OBJECTIVE: Your answer is a single number: the count of lines that contain the string "starthour".

INPUT FOR THIS TASK:
* * * * *

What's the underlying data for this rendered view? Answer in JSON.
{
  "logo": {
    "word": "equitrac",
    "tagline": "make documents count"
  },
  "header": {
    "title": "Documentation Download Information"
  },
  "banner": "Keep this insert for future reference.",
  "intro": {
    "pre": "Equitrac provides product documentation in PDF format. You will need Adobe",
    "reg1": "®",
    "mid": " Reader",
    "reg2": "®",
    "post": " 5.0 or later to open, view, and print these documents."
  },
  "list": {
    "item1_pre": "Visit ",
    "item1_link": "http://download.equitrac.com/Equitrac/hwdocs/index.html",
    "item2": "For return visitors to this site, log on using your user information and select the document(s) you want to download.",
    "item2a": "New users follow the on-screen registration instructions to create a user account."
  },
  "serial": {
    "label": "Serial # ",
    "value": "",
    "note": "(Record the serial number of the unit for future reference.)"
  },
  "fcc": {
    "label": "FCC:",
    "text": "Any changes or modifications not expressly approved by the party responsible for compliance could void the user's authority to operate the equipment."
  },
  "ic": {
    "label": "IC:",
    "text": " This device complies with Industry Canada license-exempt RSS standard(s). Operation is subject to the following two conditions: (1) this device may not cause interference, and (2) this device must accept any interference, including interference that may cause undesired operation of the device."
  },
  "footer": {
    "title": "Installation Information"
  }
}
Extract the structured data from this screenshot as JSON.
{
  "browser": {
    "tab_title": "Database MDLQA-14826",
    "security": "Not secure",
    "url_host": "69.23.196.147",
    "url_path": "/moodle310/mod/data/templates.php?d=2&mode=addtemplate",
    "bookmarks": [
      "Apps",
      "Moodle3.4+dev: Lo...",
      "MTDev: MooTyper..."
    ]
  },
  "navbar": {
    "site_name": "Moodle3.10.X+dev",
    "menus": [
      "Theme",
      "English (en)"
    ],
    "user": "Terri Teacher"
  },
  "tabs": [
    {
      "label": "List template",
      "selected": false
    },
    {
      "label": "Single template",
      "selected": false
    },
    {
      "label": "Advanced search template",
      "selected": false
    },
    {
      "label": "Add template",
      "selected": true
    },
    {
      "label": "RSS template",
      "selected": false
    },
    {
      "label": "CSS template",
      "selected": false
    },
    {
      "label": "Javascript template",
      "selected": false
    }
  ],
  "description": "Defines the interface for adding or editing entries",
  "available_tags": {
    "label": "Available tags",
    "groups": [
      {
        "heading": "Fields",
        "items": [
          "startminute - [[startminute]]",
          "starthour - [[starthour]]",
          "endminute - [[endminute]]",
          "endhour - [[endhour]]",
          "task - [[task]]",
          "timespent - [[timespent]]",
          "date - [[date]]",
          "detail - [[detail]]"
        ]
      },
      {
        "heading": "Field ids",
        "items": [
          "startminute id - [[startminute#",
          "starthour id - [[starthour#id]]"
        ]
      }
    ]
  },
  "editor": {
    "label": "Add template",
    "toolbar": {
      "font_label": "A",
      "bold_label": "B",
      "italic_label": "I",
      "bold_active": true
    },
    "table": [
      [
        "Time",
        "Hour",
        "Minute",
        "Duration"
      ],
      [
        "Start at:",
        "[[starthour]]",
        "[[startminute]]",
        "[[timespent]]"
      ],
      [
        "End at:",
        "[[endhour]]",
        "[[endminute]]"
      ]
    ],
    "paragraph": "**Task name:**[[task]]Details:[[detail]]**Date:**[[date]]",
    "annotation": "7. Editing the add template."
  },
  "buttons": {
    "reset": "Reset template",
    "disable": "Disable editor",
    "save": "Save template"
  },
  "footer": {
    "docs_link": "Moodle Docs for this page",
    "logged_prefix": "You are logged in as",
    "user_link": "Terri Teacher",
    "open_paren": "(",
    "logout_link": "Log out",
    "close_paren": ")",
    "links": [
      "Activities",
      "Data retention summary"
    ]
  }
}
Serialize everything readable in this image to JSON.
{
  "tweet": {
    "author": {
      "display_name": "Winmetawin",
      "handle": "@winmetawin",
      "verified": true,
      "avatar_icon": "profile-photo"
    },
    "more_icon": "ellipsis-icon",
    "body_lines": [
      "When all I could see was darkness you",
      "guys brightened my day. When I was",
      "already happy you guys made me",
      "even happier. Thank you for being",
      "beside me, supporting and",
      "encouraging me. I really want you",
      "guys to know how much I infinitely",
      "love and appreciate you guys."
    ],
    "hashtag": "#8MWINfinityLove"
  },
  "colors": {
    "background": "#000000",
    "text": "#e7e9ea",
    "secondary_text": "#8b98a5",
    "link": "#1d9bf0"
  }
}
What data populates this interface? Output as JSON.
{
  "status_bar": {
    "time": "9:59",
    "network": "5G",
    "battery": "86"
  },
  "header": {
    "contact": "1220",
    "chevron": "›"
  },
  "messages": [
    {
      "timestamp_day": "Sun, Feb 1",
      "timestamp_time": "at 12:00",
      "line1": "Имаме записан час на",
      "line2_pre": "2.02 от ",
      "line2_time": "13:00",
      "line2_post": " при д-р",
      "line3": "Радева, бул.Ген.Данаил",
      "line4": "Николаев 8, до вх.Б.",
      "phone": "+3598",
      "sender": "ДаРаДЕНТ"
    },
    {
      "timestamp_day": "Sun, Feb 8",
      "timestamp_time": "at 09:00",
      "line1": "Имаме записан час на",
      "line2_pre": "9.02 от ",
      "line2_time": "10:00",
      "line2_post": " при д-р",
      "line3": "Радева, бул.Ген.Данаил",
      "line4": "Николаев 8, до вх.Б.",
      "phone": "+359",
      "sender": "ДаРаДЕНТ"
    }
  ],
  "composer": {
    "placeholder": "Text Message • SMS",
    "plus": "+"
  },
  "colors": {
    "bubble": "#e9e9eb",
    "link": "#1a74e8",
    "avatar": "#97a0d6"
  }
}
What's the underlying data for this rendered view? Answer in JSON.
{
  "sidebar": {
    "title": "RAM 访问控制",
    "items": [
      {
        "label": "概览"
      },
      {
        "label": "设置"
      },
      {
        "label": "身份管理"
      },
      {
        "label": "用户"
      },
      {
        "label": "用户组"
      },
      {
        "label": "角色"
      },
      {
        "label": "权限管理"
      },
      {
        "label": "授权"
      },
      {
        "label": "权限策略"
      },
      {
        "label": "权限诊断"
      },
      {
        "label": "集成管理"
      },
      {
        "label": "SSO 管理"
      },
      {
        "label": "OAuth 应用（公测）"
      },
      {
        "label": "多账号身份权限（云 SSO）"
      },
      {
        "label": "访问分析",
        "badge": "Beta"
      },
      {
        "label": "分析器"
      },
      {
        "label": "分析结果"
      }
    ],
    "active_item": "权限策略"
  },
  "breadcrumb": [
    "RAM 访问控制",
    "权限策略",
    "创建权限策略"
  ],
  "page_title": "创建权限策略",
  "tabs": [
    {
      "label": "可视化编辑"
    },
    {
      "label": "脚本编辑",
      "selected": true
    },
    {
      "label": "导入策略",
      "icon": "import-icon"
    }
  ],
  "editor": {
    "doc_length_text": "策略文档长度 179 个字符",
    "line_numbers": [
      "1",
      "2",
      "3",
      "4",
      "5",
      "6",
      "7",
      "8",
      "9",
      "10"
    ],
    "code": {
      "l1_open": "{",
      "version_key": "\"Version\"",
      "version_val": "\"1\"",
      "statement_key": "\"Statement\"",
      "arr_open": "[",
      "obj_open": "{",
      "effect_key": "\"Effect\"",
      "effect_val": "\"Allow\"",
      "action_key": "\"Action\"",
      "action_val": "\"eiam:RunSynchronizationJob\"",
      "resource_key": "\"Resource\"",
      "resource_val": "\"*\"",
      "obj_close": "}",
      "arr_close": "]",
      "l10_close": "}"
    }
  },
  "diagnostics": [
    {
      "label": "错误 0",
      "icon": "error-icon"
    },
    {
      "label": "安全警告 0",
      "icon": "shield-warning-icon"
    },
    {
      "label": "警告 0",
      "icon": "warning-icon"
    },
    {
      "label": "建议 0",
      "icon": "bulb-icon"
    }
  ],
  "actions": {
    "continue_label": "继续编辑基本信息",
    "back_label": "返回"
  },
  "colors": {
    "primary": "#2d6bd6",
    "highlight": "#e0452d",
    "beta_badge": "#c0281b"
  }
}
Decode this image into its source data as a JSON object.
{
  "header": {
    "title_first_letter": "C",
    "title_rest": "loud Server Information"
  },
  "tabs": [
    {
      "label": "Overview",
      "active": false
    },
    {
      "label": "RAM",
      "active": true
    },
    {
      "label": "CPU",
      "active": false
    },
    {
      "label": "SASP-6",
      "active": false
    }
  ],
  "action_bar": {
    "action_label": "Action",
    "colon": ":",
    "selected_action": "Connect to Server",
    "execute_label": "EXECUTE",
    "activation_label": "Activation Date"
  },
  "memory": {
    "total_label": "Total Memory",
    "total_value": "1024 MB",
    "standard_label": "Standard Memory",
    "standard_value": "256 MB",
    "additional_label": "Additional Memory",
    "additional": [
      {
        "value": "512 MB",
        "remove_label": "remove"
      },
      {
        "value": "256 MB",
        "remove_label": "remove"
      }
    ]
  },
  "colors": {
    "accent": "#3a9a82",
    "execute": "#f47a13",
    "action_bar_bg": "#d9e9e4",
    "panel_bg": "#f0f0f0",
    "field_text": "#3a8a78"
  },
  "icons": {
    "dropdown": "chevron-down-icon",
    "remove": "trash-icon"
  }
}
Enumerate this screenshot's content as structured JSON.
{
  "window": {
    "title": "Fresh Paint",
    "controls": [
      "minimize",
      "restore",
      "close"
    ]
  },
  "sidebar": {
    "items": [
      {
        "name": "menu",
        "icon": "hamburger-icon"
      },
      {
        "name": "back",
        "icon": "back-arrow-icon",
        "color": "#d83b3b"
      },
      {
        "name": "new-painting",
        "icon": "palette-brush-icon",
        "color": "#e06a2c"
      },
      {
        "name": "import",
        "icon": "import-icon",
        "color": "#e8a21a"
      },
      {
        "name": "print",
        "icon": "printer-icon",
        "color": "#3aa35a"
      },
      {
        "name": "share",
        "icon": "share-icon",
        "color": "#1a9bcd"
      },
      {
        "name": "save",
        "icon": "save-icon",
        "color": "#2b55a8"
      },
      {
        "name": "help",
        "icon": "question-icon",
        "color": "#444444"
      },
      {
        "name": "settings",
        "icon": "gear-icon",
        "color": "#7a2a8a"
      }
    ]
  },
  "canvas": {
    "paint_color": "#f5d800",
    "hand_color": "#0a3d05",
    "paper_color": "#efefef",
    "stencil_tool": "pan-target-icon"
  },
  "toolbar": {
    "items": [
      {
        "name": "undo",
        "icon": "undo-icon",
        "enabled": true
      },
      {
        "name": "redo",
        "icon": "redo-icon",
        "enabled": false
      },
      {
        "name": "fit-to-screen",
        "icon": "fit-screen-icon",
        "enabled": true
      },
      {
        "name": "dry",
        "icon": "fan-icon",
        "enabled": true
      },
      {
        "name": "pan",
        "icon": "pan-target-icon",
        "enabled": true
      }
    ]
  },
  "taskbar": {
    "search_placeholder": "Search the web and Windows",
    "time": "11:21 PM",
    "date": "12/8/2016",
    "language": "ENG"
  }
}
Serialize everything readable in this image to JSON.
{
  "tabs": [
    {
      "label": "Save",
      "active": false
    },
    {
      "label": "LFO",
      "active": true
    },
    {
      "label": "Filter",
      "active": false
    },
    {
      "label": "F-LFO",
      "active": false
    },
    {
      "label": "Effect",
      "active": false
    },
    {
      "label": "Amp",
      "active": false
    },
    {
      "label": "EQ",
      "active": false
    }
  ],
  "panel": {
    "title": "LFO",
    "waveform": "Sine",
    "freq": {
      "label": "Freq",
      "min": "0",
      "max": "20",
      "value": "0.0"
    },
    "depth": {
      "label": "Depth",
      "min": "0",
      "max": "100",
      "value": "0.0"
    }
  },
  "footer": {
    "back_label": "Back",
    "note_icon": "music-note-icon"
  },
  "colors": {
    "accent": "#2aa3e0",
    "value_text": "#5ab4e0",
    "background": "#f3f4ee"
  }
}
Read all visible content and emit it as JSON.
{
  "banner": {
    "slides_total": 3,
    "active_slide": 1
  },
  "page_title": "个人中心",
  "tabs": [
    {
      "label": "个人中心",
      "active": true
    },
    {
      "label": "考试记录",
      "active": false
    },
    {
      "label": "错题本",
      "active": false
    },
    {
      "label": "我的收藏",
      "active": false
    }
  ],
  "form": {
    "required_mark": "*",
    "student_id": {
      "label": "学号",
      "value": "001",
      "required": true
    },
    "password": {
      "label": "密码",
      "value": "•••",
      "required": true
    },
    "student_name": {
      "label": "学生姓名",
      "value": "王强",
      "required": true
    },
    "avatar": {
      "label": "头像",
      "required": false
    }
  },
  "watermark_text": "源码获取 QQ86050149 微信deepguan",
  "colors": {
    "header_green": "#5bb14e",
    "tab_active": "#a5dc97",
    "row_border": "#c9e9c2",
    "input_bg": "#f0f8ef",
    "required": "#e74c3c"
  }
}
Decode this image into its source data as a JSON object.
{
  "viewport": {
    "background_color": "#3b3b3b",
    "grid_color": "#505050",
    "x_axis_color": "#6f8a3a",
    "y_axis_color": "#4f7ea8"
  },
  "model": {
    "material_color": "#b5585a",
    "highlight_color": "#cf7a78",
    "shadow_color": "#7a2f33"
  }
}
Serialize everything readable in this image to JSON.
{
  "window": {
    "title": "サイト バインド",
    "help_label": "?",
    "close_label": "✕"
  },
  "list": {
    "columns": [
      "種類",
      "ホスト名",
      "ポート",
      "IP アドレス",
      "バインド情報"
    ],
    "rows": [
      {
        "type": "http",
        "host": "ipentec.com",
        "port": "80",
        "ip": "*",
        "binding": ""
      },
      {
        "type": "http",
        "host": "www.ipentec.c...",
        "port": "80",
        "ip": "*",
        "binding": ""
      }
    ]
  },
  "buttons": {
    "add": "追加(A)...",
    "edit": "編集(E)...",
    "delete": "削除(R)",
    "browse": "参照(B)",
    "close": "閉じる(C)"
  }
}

* * * * *

RIGHT ANSWER: 3